Work to complete:
Set out each line from the following listing that includes the word "fracture".

Extracted records:
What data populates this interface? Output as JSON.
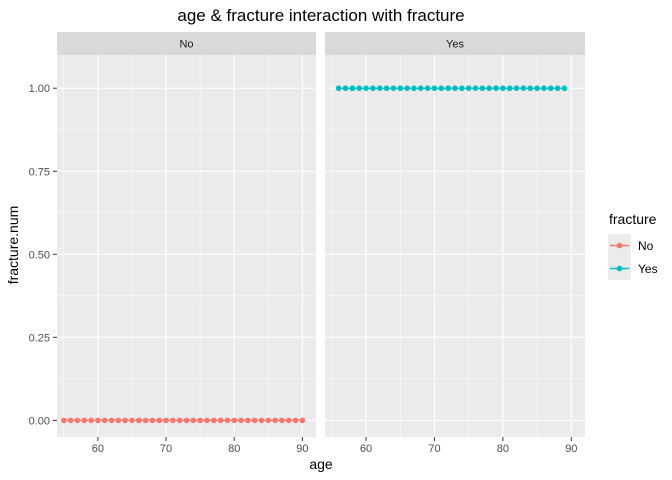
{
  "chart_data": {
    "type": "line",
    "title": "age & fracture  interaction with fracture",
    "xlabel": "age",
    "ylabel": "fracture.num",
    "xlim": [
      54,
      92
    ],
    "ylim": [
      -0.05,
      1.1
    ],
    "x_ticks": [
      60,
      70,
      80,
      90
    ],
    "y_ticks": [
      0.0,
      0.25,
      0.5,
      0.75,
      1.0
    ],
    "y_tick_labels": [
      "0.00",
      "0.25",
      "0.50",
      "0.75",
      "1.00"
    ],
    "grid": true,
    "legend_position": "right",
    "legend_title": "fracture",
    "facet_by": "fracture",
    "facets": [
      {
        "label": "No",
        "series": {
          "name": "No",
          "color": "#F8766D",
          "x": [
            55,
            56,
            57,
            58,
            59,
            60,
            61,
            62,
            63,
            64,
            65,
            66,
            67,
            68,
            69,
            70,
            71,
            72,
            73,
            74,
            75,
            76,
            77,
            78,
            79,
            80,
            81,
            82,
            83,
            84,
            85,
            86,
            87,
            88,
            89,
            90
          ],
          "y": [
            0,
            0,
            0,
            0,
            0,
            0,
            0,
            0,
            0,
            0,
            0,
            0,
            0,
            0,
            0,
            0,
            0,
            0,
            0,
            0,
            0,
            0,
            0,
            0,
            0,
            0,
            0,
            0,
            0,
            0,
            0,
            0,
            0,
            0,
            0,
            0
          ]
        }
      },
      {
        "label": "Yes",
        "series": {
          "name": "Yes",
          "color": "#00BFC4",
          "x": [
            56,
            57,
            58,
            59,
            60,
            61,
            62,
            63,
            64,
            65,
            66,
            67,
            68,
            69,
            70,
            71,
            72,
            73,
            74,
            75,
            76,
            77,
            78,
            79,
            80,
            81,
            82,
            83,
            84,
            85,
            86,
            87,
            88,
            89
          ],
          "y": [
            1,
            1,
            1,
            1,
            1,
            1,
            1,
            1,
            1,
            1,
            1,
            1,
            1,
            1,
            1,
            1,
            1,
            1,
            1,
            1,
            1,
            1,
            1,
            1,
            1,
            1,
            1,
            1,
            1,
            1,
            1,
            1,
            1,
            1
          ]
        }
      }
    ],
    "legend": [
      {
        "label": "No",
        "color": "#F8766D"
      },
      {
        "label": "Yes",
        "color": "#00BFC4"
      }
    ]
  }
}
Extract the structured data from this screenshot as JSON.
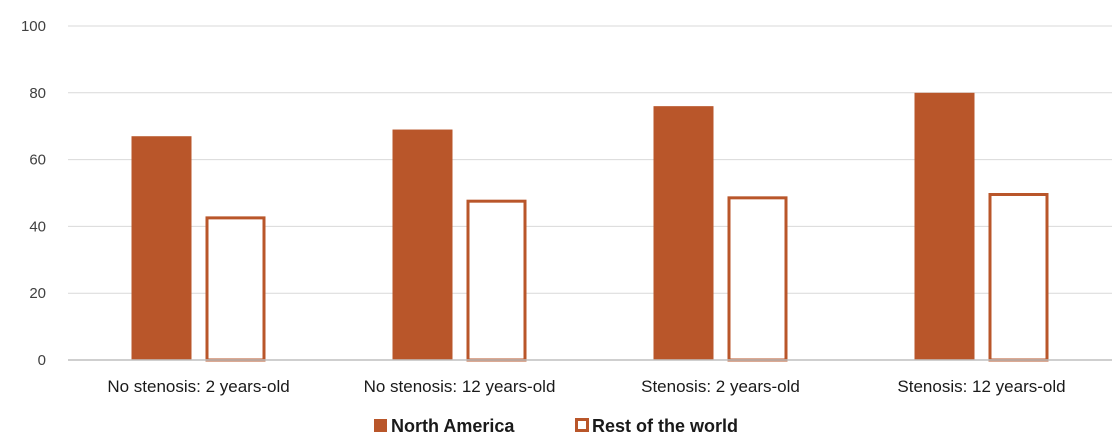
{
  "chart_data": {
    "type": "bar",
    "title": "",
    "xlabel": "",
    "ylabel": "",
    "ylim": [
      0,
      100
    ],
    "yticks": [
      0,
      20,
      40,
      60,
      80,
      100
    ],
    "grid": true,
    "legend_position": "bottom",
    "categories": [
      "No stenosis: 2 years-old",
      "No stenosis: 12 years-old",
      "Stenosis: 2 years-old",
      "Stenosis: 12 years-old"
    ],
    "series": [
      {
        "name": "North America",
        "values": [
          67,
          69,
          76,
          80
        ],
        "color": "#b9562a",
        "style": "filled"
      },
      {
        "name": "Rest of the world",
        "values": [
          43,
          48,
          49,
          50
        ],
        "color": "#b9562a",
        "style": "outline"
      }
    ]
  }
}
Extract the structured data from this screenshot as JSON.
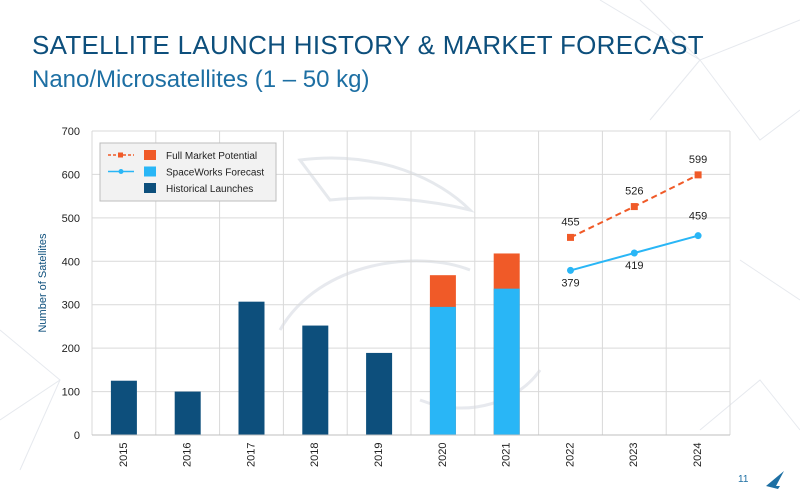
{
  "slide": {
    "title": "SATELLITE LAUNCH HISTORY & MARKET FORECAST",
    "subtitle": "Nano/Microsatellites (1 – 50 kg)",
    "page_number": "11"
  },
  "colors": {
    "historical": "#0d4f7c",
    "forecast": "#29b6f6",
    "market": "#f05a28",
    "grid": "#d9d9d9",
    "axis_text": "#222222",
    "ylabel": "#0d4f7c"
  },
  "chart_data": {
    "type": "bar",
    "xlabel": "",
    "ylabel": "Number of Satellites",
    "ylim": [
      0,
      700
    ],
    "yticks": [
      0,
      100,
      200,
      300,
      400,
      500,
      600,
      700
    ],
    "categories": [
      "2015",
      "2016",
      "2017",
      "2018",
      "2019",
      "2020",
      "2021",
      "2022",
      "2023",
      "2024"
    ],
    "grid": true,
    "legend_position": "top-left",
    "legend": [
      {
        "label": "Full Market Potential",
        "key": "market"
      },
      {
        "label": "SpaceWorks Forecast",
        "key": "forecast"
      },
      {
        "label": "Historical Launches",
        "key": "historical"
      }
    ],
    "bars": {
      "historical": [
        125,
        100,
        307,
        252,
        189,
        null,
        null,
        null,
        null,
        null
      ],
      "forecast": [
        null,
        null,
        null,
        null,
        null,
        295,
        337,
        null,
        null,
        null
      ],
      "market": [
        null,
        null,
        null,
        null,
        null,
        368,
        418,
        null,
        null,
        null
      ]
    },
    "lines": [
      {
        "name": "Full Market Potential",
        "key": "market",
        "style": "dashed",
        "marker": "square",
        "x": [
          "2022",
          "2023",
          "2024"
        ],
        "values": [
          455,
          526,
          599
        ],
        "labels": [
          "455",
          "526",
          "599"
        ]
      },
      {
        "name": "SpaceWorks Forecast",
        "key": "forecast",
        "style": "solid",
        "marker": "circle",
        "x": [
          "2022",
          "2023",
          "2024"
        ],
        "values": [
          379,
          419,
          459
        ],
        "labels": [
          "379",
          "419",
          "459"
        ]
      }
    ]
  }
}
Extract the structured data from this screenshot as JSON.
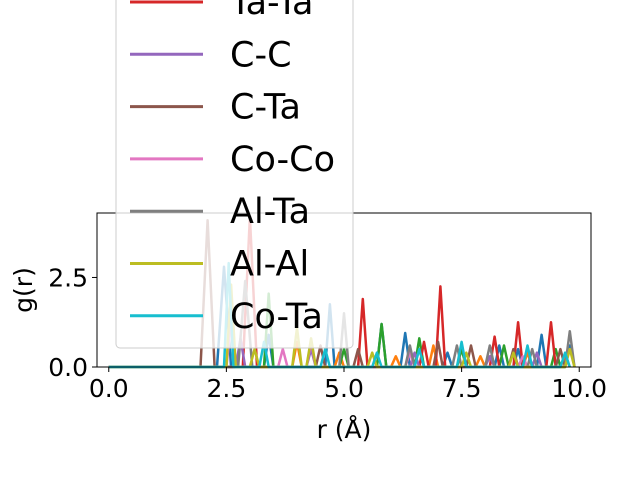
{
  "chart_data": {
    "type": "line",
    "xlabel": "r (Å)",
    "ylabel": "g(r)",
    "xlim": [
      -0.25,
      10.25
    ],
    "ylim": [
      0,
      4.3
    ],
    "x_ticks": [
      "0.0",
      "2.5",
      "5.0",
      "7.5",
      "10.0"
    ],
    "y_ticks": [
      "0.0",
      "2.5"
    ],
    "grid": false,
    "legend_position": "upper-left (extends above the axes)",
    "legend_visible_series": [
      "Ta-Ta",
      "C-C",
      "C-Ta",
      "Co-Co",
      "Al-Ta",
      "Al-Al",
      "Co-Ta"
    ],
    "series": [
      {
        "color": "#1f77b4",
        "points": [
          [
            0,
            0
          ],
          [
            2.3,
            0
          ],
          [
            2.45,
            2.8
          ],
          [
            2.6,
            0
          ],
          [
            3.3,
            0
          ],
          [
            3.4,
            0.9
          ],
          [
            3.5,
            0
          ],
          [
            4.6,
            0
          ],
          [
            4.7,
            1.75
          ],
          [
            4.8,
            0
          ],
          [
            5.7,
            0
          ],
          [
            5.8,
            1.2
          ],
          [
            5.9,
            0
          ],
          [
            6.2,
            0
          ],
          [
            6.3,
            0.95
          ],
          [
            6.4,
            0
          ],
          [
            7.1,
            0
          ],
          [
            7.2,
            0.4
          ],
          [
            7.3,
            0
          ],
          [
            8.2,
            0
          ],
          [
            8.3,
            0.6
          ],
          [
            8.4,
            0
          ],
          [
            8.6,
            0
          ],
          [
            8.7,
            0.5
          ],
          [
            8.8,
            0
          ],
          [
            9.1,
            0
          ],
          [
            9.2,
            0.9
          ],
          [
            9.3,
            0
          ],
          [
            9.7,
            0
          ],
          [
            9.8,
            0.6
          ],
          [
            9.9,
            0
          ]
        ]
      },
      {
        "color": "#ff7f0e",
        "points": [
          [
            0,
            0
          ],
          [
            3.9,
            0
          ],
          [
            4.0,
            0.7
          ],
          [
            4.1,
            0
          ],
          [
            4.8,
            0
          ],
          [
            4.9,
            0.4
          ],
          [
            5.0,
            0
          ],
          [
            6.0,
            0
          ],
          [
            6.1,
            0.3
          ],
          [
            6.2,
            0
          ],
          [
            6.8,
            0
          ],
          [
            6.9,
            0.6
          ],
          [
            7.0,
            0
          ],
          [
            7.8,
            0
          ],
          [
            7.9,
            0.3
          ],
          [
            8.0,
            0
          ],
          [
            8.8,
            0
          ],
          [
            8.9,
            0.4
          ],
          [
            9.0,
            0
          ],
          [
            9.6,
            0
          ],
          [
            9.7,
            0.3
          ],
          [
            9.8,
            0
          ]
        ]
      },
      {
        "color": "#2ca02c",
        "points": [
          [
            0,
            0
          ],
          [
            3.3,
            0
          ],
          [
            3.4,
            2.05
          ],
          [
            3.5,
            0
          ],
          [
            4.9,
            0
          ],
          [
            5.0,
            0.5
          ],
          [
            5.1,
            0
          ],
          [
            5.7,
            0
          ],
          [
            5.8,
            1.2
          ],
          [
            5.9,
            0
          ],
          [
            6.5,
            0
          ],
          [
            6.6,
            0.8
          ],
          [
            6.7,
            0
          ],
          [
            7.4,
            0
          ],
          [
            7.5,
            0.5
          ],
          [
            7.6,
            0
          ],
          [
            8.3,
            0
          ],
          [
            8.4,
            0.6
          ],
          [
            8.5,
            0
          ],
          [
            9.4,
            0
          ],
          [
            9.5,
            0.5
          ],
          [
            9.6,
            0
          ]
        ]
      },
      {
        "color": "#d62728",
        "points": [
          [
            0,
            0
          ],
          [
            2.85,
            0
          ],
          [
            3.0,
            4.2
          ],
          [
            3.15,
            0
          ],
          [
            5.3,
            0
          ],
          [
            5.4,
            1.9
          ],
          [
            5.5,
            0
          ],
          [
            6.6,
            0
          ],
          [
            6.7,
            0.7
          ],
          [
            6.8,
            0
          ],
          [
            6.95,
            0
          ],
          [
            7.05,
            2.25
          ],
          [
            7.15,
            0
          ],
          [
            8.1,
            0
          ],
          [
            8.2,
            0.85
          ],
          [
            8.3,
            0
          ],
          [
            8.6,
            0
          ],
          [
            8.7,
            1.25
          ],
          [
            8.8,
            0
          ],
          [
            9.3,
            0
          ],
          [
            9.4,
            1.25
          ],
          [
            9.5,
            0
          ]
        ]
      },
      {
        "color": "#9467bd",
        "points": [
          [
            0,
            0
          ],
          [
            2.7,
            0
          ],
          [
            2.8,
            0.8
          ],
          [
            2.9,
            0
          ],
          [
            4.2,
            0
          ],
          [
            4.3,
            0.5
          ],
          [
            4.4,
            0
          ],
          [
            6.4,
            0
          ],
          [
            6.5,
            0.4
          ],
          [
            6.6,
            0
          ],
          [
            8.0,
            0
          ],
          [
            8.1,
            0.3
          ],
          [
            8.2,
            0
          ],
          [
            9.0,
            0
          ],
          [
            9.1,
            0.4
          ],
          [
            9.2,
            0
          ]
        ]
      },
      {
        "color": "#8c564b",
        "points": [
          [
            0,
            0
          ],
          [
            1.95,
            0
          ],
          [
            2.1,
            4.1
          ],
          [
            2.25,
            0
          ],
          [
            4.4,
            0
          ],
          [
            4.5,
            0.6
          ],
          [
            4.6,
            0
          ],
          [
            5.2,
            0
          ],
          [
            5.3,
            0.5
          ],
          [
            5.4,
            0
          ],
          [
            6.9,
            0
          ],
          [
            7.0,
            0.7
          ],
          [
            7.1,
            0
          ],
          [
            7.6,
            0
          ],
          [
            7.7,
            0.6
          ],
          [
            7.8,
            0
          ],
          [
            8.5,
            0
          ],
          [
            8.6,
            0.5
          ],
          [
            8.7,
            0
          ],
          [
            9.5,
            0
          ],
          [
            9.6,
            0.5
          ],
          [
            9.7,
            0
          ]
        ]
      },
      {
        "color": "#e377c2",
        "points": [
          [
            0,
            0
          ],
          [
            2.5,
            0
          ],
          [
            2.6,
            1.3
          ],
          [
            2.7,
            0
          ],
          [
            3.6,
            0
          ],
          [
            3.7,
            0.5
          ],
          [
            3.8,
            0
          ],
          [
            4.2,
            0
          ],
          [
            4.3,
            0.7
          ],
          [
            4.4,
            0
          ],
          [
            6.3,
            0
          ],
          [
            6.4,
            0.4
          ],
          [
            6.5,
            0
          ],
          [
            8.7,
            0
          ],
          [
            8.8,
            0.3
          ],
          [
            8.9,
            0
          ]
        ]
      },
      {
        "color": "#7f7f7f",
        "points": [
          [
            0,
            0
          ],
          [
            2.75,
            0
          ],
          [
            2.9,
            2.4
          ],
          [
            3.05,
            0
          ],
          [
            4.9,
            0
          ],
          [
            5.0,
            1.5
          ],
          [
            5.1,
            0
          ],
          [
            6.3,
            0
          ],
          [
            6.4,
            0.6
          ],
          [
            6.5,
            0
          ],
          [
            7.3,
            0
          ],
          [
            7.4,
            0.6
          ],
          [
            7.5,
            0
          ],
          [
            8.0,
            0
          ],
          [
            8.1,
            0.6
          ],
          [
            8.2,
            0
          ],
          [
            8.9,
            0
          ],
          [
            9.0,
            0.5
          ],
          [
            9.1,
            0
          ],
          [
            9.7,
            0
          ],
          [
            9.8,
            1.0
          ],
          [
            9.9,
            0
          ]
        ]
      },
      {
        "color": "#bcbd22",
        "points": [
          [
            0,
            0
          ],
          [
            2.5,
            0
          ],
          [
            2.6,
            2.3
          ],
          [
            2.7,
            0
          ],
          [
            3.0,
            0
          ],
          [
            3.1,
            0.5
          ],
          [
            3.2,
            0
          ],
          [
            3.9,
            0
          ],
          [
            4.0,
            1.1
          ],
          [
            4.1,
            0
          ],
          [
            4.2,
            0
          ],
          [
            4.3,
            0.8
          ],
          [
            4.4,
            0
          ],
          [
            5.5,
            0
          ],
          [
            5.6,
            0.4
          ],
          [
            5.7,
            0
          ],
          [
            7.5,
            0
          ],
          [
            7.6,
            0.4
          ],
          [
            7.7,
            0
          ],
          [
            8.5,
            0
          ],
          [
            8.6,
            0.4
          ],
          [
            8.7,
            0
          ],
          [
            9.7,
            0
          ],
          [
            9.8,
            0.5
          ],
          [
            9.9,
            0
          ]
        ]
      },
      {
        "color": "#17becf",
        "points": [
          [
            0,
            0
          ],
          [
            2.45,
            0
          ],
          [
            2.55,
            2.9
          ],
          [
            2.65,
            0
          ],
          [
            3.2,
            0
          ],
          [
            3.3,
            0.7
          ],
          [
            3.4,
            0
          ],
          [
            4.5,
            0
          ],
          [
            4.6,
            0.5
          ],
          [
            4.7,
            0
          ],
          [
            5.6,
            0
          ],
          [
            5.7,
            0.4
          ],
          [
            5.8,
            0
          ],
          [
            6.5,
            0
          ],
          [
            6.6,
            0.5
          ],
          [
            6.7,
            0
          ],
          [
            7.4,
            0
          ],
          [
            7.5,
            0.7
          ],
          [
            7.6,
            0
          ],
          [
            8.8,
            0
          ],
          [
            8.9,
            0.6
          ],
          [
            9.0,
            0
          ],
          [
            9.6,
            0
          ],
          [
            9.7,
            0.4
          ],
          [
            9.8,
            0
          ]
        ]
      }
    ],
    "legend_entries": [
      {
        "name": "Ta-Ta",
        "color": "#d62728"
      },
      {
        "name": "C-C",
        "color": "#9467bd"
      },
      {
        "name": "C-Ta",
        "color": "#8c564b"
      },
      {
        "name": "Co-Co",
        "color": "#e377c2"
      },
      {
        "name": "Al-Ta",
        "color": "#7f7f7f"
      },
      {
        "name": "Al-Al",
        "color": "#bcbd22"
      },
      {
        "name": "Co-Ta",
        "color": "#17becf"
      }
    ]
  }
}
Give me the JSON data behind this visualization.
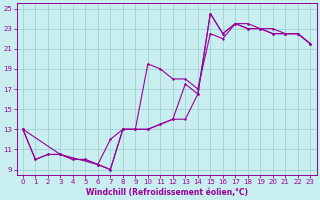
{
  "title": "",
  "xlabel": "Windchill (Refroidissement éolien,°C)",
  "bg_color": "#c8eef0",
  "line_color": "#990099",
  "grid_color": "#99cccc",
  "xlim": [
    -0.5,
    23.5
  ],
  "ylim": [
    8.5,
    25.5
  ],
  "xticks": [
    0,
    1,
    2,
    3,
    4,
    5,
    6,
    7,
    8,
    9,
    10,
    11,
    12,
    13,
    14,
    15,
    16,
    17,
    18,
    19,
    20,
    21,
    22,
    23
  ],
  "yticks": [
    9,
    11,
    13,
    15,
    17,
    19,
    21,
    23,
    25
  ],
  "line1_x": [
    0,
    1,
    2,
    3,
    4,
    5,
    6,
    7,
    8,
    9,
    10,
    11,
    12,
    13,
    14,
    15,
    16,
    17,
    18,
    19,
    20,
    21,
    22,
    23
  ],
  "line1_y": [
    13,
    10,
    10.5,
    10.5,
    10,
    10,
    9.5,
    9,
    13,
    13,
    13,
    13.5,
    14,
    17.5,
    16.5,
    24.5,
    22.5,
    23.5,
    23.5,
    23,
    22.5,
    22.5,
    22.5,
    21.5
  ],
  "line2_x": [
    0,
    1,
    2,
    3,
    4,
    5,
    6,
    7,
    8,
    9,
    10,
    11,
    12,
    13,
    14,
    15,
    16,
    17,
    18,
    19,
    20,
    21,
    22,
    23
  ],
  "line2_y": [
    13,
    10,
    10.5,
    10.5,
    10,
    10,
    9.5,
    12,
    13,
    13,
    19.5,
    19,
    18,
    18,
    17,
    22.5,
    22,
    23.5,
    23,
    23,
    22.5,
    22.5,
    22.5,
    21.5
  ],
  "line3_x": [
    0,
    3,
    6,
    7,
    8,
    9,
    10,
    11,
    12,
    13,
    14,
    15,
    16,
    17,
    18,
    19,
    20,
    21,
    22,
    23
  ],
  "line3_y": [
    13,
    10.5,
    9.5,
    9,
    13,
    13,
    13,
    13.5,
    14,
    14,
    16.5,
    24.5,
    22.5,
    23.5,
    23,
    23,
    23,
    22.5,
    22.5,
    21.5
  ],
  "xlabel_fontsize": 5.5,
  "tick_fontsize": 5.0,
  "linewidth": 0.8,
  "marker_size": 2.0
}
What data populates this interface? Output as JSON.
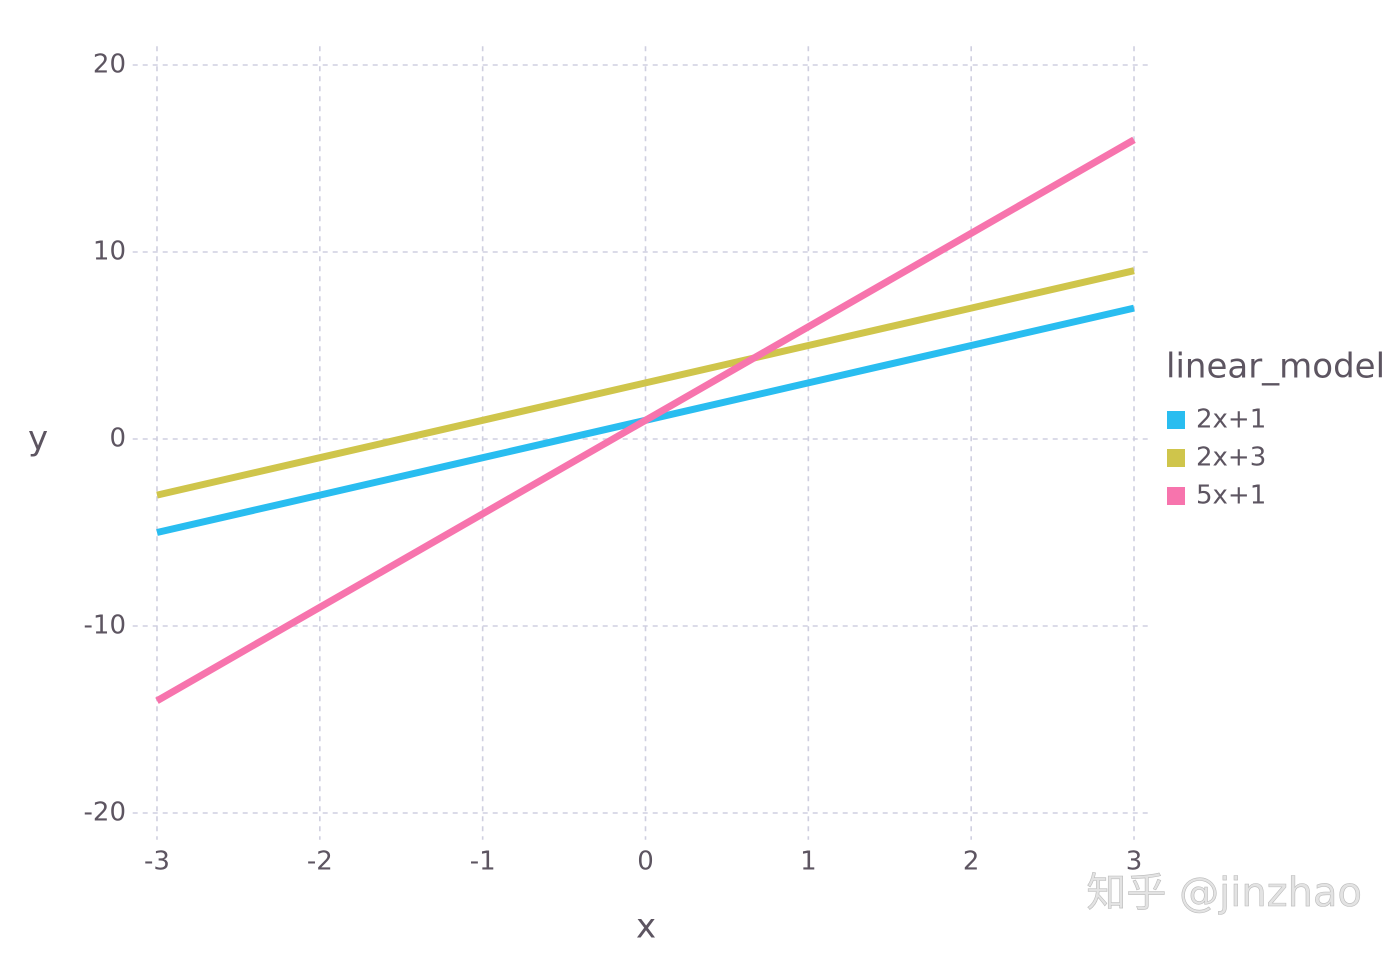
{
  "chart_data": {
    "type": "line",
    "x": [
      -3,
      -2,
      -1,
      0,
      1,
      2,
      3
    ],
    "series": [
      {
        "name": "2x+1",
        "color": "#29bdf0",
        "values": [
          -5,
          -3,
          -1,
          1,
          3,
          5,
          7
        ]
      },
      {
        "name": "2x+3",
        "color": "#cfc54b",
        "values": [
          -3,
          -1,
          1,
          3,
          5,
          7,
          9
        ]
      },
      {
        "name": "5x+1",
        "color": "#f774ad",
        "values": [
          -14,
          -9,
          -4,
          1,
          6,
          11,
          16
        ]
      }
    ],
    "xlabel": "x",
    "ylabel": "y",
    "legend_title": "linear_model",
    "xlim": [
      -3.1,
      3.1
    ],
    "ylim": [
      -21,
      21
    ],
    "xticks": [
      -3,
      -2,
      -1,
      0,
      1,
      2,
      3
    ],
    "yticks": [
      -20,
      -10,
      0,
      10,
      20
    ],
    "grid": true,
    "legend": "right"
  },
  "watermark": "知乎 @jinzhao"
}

Exercise solution:
    "title": "age & fracture  interaction with fracture",
    "ylabel": "fracture.num",
    "legend_title": "fracture",
    "facet_by": "fracture",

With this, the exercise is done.